[The problem] Provide only the number of lines in the listing that contain the string "产品以实物为准".

[Data excerpts]
---+---

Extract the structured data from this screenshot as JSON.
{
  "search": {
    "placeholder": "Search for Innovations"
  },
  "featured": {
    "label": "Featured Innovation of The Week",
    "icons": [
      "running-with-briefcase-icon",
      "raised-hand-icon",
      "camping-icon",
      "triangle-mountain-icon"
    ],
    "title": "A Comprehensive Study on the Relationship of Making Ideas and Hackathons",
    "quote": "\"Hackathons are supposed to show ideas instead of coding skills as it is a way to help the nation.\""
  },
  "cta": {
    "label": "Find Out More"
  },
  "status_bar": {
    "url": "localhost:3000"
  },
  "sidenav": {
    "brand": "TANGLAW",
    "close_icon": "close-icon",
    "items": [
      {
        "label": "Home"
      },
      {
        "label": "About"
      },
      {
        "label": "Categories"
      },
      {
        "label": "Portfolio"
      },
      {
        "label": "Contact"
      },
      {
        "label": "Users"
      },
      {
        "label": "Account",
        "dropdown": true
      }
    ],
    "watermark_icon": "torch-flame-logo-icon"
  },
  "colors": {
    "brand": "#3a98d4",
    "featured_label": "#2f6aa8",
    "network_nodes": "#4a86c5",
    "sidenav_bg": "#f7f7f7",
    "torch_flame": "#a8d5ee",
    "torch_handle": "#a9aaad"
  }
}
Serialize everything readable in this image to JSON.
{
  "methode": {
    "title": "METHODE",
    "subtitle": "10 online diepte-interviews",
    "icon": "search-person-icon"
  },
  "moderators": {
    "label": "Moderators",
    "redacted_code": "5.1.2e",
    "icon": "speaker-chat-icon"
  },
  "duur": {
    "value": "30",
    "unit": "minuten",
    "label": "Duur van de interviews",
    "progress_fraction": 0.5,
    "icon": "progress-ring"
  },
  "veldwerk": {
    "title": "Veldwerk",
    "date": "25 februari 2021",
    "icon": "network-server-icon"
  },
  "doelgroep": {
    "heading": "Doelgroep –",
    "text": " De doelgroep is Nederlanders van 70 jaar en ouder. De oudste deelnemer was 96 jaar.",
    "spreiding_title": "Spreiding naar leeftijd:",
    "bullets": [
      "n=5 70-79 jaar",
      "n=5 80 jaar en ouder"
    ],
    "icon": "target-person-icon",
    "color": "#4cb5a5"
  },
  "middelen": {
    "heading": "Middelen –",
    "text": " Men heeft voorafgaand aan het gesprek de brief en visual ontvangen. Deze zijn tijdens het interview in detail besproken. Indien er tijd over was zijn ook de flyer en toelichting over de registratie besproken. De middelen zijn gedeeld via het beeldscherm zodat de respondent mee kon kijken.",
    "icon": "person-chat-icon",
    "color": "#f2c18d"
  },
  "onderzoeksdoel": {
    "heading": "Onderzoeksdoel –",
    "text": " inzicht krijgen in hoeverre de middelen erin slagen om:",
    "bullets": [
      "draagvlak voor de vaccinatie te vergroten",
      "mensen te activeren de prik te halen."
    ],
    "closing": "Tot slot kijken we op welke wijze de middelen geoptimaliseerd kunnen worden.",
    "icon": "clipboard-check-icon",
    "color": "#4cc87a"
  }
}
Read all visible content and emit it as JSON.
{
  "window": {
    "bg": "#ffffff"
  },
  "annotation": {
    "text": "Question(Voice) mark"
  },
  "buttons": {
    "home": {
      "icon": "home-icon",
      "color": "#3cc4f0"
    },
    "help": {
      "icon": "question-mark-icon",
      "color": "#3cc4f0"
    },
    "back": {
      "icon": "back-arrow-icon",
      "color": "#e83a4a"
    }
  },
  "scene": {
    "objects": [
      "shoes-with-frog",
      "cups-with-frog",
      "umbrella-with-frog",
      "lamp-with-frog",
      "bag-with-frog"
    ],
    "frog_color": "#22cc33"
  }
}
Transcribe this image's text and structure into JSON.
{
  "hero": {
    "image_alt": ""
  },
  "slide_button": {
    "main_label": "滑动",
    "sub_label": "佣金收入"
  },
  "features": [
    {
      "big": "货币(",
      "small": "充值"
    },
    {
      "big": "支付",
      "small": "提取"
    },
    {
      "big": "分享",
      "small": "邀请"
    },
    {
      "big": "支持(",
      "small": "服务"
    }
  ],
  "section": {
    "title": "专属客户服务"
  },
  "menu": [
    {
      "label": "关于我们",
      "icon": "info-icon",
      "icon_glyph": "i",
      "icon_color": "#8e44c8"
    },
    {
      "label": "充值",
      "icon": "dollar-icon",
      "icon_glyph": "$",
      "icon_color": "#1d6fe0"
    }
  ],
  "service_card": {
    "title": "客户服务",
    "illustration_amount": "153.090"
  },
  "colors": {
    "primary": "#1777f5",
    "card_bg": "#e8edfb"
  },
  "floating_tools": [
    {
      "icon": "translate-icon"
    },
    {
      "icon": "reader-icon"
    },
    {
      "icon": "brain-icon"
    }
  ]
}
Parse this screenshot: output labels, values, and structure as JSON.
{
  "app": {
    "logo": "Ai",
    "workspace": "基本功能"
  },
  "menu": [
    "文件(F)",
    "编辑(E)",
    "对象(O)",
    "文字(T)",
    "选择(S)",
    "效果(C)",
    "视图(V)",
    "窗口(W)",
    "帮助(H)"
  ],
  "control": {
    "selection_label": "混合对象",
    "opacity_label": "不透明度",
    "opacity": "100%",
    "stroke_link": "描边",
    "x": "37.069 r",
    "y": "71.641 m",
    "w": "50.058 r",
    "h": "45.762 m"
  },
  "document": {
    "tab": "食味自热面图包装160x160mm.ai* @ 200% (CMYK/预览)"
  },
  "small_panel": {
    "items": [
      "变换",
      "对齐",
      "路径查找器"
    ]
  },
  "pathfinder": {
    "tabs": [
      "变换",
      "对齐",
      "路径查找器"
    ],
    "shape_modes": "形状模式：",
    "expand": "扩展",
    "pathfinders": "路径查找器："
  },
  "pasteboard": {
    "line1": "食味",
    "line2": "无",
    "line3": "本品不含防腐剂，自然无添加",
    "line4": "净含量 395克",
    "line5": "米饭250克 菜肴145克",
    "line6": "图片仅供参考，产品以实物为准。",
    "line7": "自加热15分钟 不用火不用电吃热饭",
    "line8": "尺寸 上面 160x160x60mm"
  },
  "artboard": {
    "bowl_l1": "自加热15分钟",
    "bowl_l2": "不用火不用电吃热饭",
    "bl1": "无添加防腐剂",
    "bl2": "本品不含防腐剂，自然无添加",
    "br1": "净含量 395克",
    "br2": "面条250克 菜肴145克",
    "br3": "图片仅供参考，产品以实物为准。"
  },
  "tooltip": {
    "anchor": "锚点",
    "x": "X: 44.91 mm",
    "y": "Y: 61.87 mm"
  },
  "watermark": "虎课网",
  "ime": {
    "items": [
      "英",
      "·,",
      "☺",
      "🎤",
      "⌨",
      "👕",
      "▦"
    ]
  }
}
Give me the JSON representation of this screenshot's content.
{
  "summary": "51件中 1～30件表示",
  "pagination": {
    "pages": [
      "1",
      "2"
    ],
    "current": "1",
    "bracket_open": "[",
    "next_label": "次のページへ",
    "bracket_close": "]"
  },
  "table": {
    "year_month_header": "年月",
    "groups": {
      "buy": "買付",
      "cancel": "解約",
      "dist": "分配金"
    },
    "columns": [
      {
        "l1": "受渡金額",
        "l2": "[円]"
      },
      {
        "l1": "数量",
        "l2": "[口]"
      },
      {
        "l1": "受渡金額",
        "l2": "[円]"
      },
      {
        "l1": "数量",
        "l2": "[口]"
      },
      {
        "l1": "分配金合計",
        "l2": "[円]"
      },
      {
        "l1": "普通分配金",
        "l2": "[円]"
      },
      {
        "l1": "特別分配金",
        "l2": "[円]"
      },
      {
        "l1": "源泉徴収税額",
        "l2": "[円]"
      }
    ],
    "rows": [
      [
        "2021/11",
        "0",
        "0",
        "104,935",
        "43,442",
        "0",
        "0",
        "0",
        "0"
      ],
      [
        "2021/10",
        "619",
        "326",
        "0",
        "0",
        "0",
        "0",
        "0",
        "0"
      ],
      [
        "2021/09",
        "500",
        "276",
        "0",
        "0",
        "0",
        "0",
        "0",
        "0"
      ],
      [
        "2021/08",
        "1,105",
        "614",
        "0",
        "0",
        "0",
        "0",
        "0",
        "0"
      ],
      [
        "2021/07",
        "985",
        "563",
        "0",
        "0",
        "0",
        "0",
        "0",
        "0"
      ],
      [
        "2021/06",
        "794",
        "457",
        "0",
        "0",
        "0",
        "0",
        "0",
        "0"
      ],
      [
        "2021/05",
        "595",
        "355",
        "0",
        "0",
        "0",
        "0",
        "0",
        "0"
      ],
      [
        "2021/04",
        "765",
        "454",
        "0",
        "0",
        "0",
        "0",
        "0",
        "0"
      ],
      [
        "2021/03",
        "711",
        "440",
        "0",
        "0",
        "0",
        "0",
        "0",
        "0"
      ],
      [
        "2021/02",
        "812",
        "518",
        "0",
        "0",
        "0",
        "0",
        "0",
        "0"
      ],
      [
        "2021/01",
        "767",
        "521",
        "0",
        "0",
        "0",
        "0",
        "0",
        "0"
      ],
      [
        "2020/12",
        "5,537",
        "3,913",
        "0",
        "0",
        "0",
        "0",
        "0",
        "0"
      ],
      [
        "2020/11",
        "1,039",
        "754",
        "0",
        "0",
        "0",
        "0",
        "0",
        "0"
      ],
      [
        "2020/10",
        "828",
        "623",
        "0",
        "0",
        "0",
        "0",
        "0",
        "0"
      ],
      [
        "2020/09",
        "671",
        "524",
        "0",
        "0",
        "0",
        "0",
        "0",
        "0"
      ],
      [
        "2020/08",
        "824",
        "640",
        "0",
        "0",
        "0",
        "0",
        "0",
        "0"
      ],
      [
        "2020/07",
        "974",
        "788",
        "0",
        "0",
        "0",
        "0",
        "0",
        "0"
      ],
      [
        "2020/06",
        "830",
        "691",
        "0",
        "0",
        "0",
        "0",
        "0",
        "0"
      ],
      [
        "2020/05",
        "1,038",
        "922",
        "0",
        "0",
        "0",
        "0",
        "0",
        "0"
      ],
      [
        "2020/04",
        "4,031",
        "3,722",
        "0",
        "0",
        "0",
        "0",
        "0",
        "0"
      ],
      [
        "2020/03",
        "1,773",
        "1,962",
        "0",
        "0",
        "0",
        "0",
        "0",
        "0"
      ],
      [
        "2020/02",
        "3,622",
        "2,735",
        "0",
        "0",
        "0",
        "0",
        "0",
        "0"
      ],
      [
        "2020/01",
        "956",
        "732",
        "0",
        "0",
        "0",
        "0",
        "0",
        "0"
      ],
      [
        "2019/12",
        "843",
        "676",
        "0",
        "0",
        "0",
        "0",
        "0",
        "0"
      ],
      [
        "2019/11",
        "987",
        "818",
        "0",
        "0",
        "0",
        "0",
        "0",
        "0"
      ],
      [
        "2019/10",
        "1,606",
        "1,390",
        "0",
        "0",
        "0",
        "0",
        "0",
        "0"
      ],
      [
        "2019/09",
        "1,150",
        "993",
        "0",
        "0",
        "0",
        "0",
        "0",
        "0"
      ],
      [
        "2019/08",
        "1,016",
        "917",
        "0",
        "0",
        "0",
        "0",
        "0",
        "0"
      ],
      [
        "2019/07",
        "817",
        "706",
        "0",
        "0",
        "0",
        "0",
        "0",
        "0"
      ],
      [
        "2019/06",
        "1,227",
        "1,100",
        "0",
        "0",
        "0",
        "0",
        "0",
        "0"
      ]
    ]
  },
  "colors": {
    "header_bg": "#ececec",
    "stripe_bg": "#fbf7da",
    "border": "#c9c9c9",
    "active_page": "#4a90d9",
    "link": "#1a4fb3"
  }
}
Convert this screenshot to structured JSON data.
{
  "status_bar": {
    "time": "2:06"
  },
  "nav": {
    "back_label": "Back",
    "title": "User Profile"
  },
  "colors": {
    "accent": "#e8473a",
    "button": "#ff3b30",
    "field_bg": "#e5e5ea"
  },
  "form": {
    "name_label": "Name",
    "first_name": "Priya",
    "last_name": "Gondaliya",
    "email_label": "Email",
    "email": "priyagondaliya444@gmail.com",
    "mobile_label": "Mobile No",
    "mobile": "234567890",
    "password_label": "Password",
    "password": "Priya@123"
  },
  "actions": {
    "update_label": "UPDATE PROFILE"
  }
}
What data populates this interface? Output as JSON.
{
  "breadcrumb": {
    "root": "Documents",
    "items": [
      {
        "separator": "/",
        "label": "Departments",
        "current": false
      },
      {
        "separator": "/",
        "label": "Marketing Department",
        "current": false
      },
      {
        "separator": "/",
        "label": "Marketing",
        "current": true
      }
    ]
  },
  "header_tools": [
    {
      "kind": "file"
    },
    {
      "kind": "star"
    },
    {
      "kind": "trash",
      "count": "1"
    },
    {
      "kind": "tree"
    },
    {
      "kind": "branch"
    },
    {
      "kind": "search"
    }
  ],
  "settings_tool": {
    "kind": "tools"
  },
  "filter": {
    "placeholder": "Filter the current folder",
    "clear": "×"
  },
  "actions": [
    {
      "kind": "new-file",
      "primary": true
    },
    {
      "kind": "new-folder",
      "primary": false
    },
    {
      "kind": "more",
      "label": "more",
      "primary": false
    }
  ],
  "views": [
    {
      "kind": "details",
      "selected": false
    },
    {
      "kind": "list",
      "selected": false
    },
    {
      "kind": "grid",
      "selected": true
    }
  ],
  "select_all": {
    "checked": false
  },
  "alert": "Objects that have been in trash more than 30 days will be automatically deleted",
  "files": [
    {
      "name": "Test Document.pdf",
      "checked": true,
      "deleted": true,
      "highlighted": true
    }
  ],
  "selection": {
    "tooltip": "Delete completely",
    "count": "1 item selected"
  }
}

---+---

[Written reply] 2